◆ Problem ◆
Leave out the pictures and reproduce all of the data exactly.

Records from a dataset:
============================================================

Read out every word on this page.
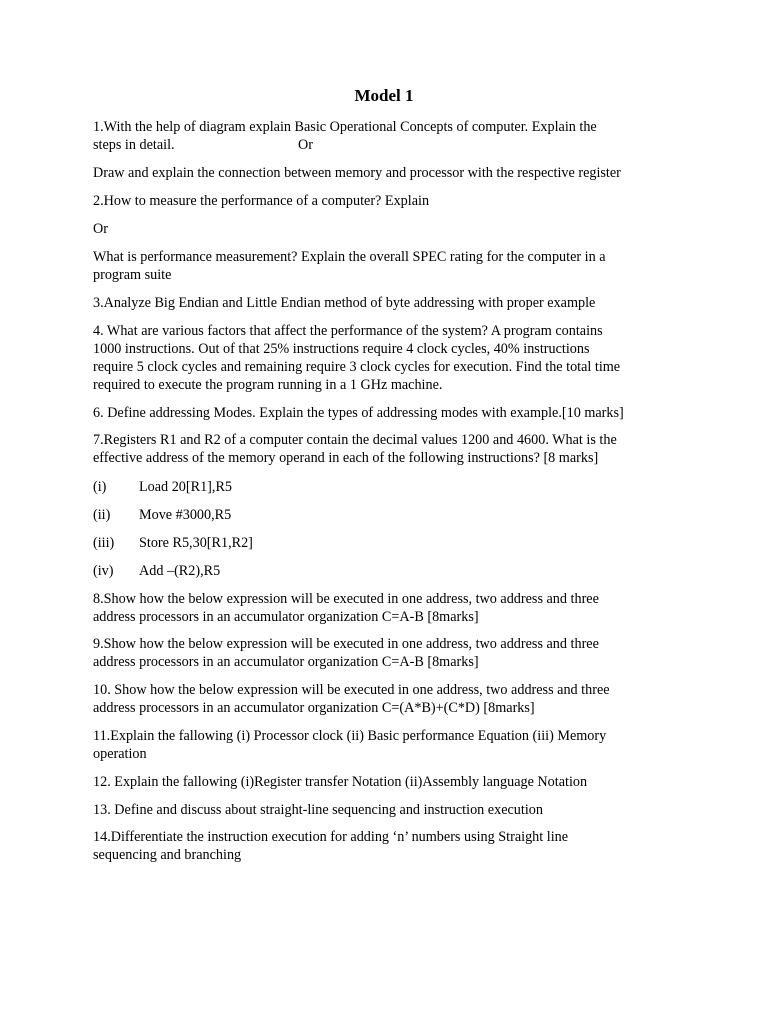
Model 1
1.With the help of diagram explain Basic Operational Concepts of computer. Explain the
steps in detail.	Or
Draw and explain the connection between memory and processor with the respective register
2.How to measure the performance of a computer? Explain
Or
What is performance measurement? Explain the overall SPEC rating for the computer in a
program suite
3.Analyze Big Endian and Little Endian method of byte addressing with proper example
4. What are various factors that affect the performance of the system? A program contains
1000 instructions. Out of that 25% instructions require 4 clock cycles, 40% instructions
require 5 clock cycles and remaining require 3 clock cycles for execution. Find the total time
required to execute the program running in a 1 GHz machine.
6. Define addressing Modes. Explain the types of addressing modes with example.[10 marks]
7.Registers R1 and R2 of a computer contain the decimal values 1200 and 4600. What is the
effective address of the memory operand in each of the following instructions? [8 marks]
(i) Load 20[R1],R5
(ii) Move #3000,R5
(iii) Store R5,30[R1,R2]
(iv) Add –(R2),R5
8.Show how the below expression will be executed in one address, two address and three
address processors in an accumulator organization C=A-B [8marks]
9.Show how the below expression will be executed in one address, two address and three
address processors in an accumulator organization C=A-B [8marks]
10. Show how the below expression will be executed in one address, two address and three
address processors in an accumulator organization C=(A*B)+(C*D) [8marks]
11.Explain the fallowing (i) Processor clock (ii) Basic performance Equation (iii) Memory
operation
12. Explain the fallowing (i)Register transfer Notation (ii)Assembly language Notation
13. Define and discuss about straight-line sequencing and instruction execution
14.Differentiate the instruction execution for adding ‘n’ numbers using Straight line
sequencing and branching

============================================================

◆ Solution below ◆
Read out every word on this page.
Model 1
1.With the help of diagram explain Basic Operational Concepts of computer. Explain the
steps in detail.	Or
Draw and explain the connection between memory and processor with the respective register
2.How to measure the performance of a computer? Explain
Or
What is performance measurement? Explain the overall SPEC rating for the computer in a
program suite
3.Analyze Big Endian and Little Endian method of byte addressing with proper example
4. What are various factors that affect the performance of the system? A program contains
1000 instructions. Out of that 25% instructions require 4 clock cycles, 40% instructions
require 5 clock cycles and remaining require 3 clock cycles for execution. Find the total time
required to execute the program running in a 1 GHz machine.
6. Define addressing Modes. Explain the types of addressing modes with example.[10 marks]
7.Registers R1 and R2 of a computer contain the decimal values 1200 and 4600. What is the
effective address of the memory operand in each of the following instructions? [8 marks]
(i) Load 20[R1],R5
(ii) Move #3000,R5
(iii) Store R5,30[R1,R2]
(iv) Add –(R2),R5
8.Show how the below expression will be executed in one address, two address and three
address processors in an accumulator organization C=A-B [8marks]
9.Show how the below expression will be executed in one address, two address and three
address processors in an accumulator organization C=A-B [8marks]
10. Show how the below expression will be executed in one address, two address and three
address processors in an accumulator organization C=(A*B)+(C*D) [8marks]
11.Explain the fallowing (i) Processor clock (ii) Basic performance Equation (iii) Memory
operation
12. Explain the fallowing (i)Register transfer Notation (ii)Assembly language Notation
13. Define and discuss about straight-line sequencing and instruction execution
14.Differentiate the instruction execution for adding ‘n’ numbers using Straight line
sequencing and branching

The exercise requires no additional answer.